*RECORDS FOR THIS EXERCISE*:
════════════════════

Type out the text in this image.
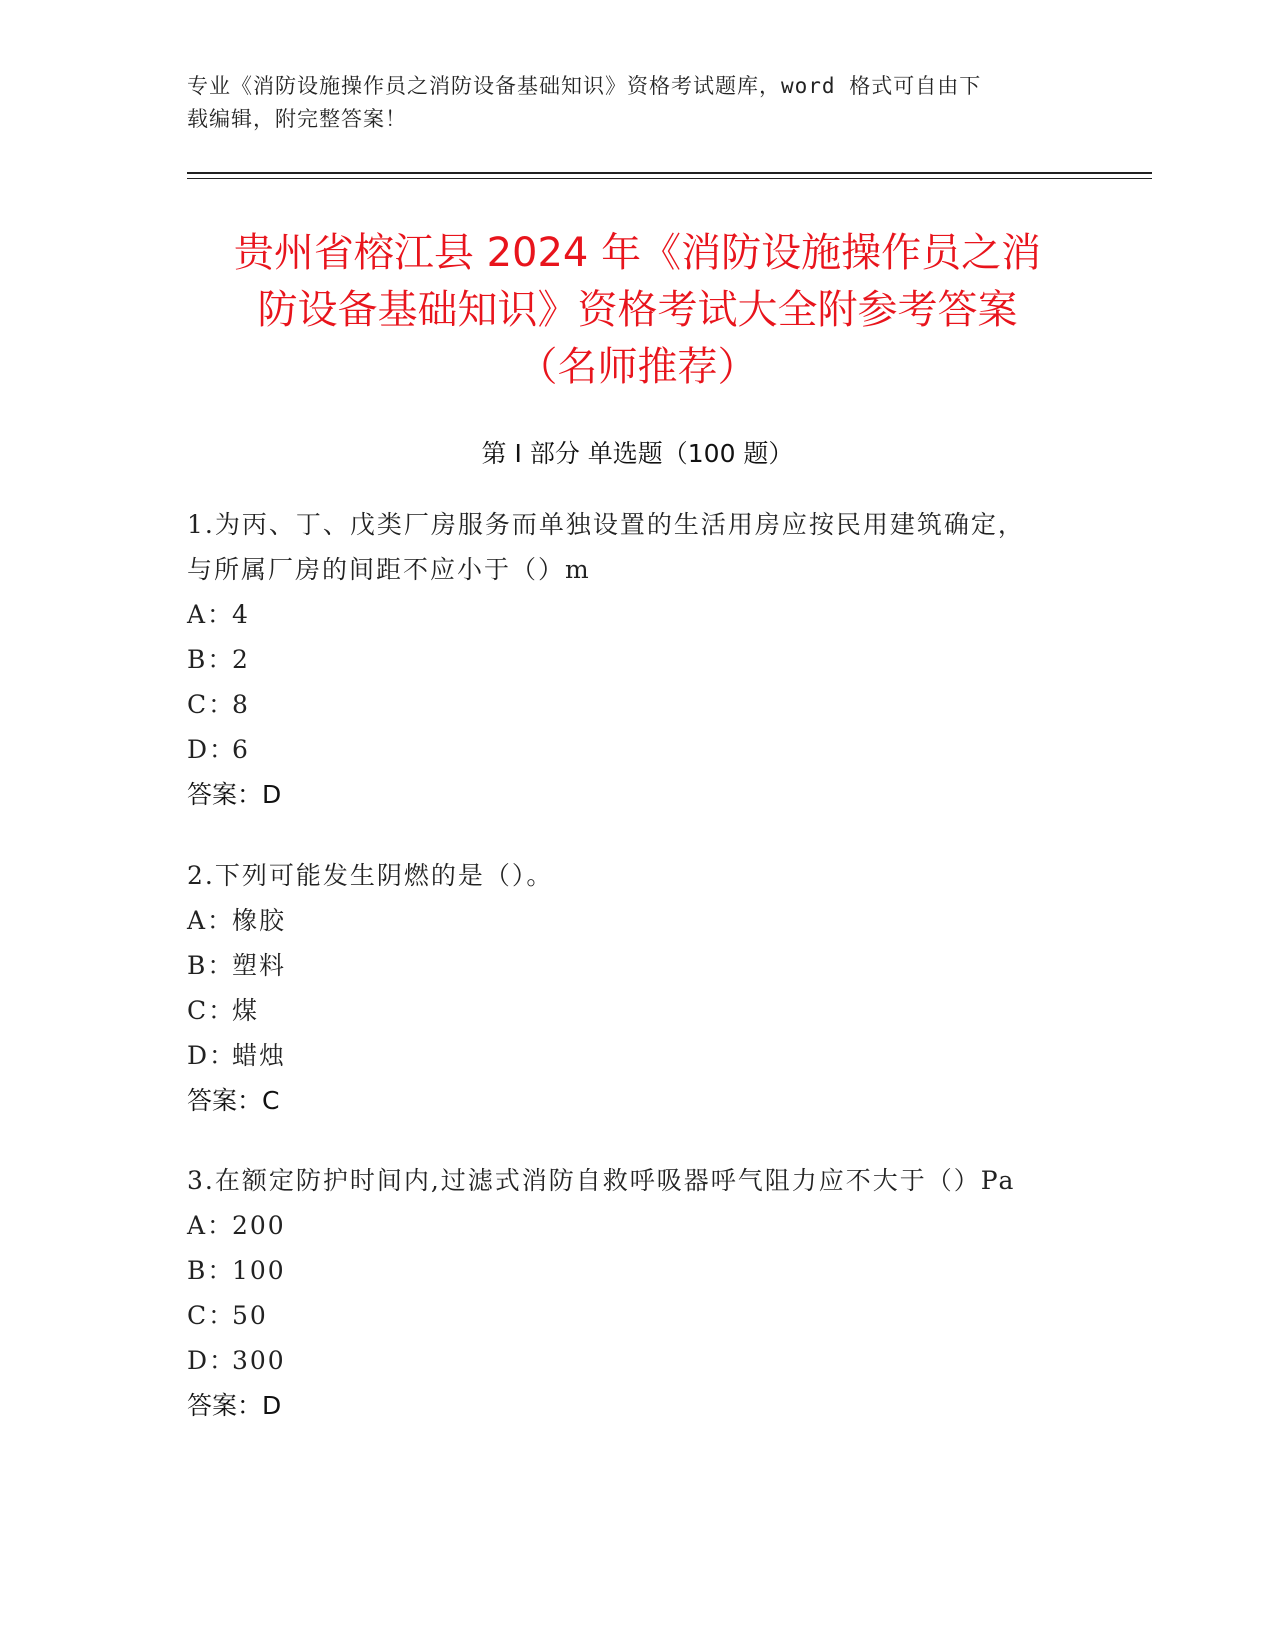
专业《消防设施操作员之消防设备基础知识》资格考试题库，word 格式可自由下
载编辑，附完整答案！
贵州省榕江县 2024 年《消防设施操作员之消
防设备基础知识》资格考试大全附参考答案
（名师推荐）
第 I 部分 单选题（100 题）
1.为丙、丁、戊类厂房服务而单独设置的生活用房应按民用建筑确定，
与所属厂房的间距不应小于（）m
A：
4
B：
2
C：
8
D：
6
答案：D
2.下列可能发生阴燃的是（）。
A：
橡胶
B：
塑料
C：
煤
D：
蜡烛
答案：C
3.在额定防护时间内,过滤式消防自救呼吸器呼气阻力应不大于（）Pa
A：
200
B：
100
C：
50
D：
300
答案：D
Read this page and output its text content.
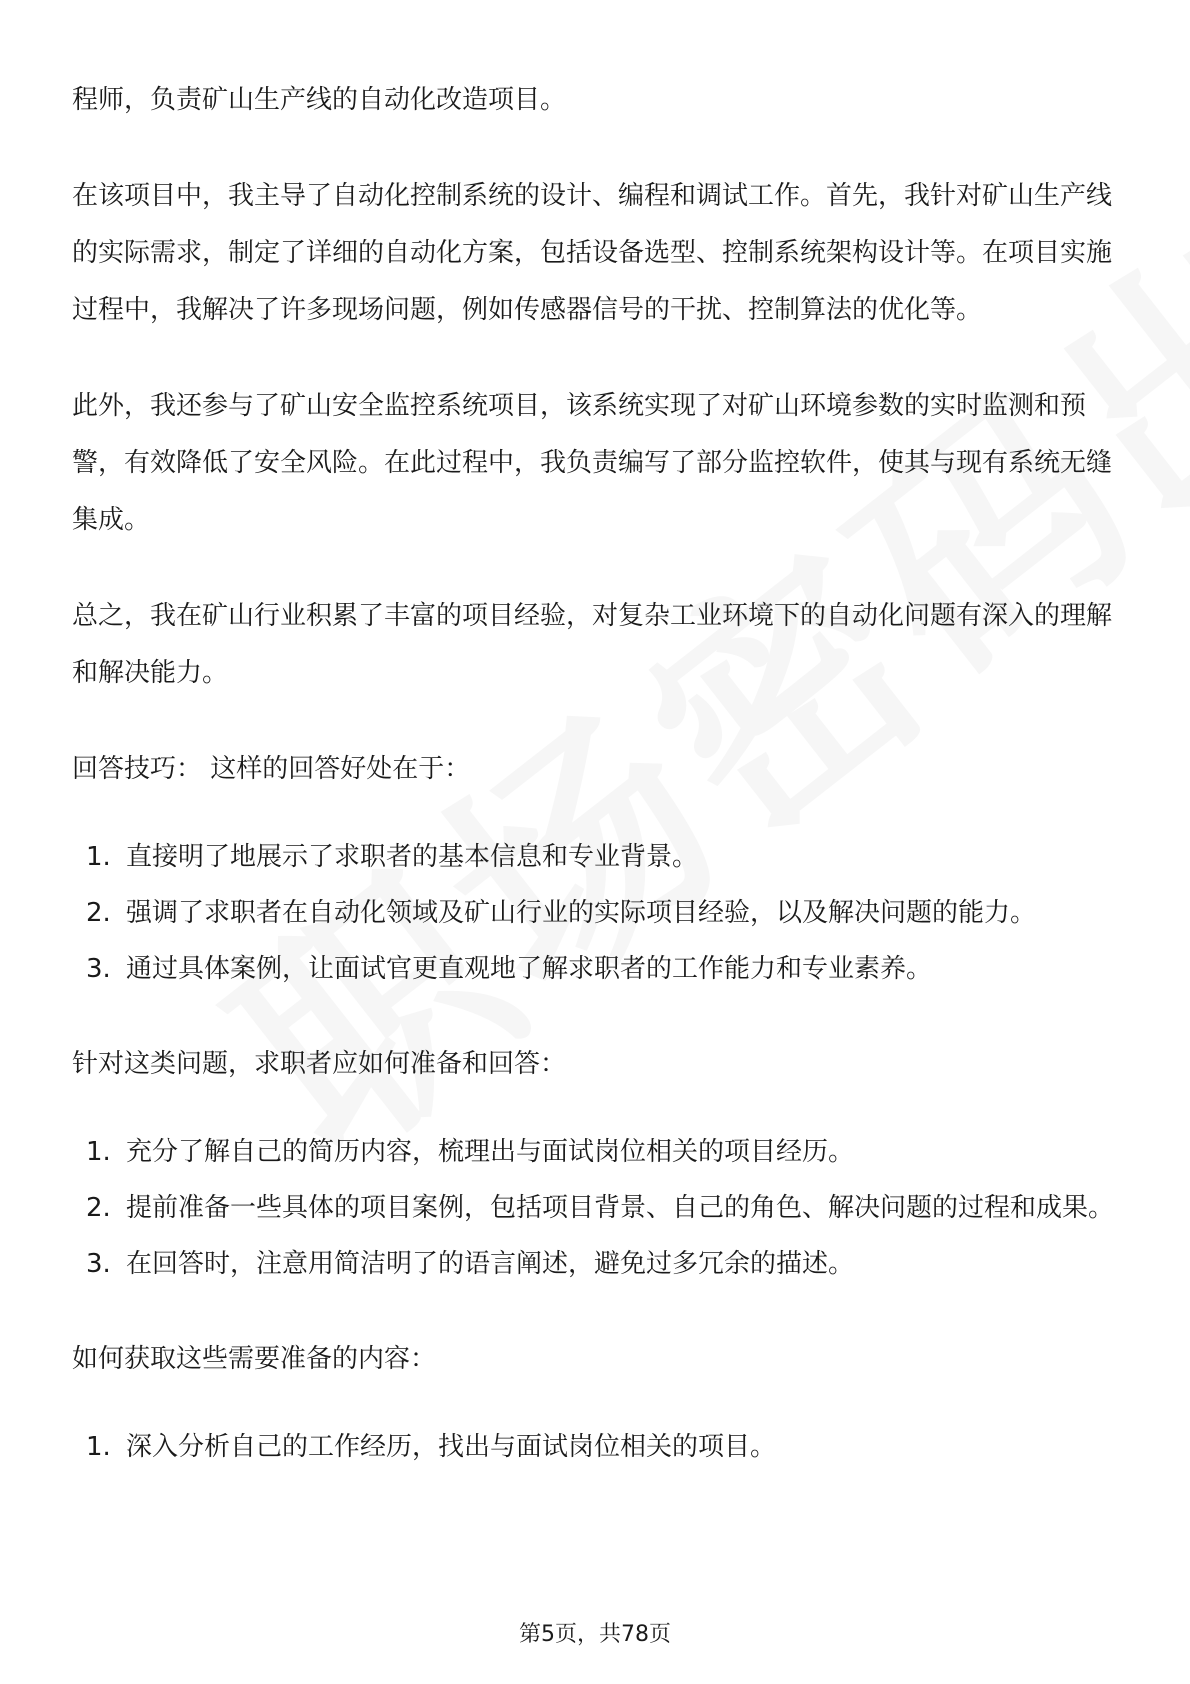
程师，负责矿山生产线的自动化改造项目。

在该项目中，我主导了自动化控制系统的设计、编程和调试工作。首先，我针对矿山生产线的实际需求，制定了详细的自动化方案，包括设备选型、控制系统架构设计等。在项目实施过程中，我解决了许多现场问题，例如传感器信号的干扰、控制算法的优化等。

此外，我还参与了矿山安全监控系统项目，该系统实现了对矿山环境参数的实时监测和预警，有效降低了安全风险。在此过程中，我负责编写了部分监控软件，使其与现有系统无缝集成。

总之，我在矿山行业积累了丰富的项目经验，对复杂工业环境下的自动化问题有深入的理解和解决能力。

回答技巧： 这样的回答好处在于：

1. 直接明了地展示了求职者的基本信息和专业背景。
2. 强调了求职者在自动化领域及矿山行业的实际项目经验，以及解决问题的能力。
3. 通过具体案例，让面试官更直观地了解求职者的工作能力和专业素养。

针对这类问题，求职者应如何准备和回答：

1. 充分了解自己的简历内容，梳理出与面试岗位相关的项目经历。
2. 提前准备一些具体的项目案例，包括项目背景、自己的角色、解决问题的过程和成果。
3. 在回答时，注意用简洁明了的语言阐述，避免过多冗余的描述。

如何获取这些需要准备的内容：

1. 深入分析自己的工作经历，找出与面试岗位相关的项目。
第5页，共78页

════════════════════

*SET PROBLEM*: Retype everything in the material word for word, minus pictures.

*FULL ANSWER*:
Type out the text in this image.
专业《消防设施操作员之消防设备基础知识》资格考试题库，word 格式可自由下
载编辑，附完整答案！
贵州省榕江县 2024 年《消防设施操作员之消
防设备基础知识》资格考试大全附参考答案
（名师推荐）
第 I 部分 单选题（100 题）
1.为丙、丁、戊类厂房服务而单独设置的生活用房应按民用建筑确定，
与所属厂房的间距不应小于（）m
A：
4
B：
2
C：
8
D：
6
答案：D
2.下列可能发生阴燃的是（）。
A：
橡胶
B：
塑料
C：
煤
D：
蜡烛
答案：C
3.在额定防护时间内,过滤式消防自救呼吸器呼气阻力应不大于（）Pa
A：
200
B：
100
C：
50
D：
300
答案：D
Read this page and output its text content.
程师，负责矿山生产线的自动化改造项目。

在该项目中，我主导了自动化控制系统的设计、编程和调试工作。首先，我针对矿山生产线的实际需求，制定了详细的自动化方案，包括设备选型、控制系统架构设计等。在项目实施过程中，我解决了许多现场问题，例如传感器信号的干扰、控制算法的优化等。

此外，我还参与了矿山安全监控系统项目，该系统实现了对矿山环境参数的实时监测和预警，有效降低了安全风险。在此过程中，我负责编写了部分监控软件，使其与现有系统无缝集成。

总之，我在矿山行业积累了丰富的项目经验，对复杂工业环境下的自动化问题有深入的理解和解决能力。

回答技巧： 这样的回答好处在于：

1. 直接明了地展示了求职者的基本信息和专业背景。
2. 强调了求职者在自动化领域及矿山行业的实际项目经验，以及解决问题的能力。
3. 通过具体案例，让面试官更直观地了解求职者的工作能力和专业素养。

针对这类问题，求职者应如何准备和回答：

1. 充分了解自己的简历内容，梳理出与面试岗位相关的项目经历。
2. 提前准备一些具体的项目案例，包括项目背景、自己的角色、解决问题的过程和成果。
3. 在回答时，注意用简洁明了的语言阐述，避免过多冗余的描述。

如何获取这些需要准备的内容：

1. 深入分析自己的工作经历，找出与面试岗位相关的项目。
第5页，共78页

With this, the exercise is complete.